▶ _DATASET RECORDS_

BEGIN

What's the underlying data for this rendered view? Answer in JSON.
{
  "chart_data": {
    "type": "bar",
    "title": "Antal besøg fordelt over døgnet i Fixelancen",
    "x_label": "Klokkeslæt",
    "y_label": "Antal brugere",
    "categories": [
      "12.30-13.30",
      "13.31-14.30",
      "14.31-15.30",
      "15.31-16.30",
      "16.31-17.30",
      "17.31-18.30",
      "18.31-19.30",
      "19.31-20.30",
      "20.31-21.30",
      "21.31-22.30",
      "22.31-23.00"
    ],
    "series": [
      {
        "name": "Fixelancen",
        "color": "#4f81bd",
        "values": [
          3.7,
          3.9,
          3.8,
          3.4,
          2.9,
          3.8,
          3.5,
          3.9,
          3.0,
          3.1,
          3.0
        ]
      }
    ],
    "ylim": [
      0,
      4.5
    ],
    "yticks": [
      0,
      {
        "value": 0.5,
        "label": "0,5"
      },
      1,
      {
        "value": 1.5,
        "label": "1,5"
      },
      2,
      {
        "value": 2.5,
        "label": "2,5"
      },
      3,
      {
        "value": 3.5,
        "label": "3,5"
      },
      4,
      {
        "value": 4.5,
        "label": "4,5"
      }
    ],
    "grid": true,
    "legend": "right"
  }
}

END

▶ _WHAT YOU NEED TO DO_
From the listing above, collect each line in which the string "Antal" appears.

▶ _OUTPUT BELOW_
    "title": "Antal besøg fordelt over døgnet i Fixelancen",
    "y_label": "Antal brugere",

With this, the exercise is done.